▶ _What you have to do_
Tally the lines of the listing that contain the word "into", then give the total and nothing else.

▶ _The records_
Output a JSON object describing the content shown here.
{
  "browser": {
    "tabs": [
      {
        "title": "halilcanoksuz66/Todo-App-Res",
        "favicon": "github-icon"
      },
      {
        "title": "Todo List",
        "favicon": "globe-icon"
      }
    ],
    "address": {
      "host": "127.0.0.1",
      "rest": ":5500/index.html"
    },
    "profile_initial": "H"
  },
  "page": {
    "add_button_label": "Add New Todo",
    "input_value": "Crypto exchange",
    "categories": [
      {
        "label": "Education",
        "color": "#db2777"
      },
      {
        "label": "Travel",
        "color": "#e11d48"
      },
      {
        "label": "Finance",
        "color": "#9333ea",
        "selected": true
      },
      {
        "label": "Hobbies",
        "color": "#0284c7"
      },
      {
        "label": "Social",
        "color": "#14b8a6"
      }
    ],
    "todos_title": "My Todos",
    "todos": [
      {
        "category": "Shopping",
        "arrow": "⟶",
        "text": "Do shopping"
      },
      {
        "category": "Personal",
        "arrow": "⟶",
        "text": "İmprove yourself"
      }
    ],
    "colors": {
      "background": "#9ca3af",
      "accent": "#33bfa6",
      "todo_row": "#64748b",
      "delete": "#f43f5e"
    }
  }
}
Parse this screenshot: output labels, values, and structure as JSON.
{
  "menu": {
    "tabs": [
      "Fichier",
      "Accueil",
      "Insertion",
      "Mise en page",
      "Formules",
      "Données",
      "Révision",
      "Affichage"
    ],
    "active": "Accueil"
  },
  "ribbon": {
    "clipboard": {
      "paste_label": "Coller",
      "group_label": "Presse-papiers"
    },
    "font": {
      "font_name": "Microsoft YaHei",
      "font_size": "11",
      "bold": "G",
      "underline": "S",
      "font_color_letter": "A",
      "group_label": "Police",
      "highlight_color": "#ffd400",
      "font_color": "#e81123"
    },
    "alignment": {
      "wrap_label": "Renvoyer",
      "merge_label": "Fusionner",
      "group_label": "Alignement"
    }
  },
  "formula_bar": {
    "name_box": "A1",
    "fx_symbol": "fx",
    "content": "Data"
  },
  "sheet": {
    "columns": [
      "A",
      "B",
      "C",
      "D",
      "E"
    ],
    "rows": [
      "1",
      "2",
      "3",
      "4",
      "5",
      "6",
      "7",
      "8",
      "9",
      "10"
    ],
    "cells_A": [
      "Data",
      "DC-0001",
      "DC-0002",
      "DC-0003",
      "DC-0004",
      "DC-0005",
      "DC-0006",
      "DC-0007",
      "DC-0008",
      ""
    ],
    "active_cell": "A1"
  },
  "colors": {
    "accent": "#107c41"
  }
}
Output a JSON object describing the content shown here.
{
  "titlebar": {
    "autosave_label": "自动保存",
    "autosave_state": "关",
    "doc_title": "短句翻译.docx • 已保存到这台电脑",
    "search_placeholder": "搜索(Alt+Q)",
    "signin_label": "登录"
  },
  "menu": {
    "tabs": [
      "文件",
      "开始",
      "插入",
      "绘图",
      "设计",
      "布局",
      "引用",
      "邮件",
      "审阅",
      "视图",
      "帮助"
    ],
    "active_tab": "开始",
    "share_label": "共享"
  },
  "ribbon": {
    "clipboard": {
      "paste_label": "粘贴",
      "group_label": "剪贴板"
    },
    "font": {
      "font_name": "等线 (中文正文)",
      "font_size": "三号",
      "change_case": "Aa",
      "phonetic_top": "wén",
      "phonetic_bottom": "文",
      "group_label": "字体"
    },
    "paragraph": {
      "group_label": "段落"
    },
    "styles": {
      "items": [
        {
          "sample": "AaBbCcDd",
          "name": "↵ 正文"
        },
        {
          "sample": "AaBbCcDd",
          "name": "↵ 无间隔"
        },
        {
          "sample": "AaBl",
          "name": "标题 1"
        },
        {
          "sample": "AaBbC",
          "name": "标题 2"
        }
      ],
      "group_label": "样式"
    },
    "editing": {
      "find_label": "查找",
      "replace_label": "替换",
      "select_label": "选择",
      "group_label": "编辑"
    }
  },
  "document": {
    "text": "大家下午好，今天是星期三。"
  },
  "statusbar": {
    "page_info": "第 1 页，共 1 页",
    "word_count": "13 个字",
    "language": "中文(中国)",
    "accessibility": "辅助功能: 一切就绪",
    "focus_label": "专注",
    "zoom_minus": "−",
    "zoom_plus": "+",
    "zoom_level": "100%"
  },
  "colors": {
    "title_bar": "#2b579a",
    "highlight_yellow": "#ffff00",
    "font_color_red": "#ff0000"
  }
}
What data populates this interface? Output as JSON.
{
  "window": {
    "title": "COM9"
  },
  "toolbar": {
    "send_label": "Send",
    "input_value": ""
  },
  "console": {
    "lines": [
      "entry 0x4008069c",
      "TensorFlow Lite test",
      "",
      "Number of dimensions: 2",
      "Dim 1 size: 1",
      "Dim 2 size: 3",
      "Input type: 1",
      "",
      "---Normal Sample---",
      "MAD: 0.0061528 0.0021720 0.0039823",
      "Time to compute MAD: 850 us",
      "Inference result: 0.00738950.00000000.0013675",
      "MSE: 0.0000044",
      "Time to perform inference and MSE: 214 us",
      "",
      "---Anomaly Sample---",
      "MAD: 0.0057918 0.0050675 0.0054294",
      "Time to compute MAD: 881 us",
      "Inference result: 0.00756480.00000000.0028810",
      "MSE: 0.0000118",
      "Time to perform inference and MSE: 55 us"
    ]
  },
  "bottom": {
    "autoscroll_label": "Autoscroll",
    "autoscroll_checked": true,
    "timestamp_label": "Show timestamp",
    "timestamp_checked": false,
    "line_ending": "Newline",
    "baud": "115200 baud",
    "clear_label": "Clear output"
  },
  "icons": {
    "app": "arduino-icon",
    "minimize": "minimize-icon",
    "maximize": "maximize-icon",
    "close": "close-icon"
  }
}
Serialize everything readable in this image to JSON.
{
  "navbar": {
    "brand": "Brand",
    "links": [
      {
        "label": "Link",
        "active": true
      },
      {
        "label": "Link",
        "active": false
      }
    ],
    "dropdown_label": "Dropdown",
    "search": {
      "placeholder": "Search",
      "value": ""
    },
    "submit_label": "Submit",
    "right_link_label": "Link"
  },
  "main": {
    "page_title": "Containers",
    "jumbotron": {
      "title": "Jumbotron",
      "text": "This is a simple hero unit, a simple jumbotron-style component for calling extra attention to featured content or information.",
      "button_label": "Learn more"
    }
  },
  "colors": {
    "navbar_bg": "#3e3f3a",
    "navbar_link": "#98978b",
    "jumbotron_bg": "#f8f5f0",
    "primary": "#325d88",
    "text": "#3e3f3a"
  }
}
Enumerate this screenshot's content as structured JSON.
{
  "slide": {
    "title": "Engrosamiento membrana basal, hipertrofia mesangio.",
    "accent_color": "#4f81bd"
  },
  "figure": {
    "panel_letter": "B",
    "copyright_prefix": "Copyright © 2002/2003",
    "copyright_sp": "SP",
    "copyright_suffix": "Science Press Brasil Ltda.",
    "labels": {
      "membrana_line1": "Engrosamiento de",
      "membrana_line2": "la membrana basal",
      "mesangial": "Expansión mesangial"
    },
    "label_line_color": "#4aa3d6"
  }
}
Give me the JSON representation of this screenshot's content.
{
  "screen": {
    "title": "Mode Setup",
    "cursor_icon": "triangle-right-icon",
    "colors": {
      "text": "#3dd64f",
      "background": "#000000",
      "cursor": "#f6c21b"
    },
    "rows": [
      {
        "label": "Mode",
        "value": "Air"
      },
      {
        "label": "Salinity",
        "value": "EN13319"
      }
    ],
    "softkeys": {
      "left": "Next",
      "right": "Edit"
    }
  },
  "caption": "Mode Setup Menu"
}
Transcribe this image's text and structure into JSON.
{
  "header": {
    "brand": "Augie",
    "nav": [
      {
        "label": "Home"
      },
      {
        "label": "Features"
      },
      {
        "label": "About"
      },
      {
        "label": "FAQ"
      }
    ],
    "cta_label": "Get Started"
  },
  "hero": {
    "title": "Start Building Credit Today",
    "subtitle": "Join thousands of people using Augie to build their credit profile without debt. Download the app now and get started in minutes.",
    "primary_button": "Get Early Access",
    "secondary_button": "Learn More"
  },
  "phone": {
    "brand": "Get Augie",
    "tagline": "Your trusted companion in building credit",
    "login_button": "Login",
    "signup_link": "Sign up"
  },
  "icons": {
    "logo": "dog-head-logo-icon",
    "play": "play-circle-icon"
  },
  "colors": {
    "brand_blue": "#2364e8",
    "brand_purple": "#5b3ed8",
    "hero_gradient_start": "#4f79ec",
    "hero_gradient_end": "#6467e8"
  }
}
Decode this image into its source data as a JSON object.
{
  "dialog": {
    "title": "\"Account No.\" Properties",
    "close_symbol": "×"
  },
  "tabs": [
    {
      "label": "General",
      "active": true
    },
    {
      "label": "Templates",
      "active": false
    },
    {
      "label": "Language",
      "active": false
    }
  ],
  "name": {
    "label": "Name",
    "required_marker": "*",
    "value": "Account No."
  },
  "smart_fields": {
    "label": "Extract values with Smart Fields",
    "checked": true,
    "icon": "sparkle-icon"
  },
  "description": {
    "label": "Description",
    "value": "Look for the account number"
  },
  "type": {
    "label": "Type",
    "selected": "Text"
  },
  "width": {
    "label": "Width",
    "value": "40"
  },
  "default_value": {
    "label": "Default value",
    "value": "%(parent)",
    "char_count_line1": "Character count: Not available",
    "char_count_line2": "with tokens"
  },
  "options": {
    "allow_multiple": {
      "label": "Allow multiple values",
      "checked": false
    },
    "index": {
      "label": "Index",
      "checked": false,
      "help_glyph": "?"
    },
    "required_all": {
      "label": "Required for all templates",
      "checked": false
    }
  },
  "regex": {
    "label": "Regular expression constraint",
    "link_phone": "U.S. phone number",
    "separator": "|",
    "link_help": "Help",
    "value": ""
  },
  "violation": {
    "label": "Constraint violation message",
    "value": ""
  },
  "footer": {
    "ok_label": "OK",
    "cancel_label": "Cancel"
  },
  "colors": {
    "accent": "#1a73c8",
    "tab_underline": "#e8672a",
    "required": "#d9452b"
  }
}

▶ _Response for this exercise_
2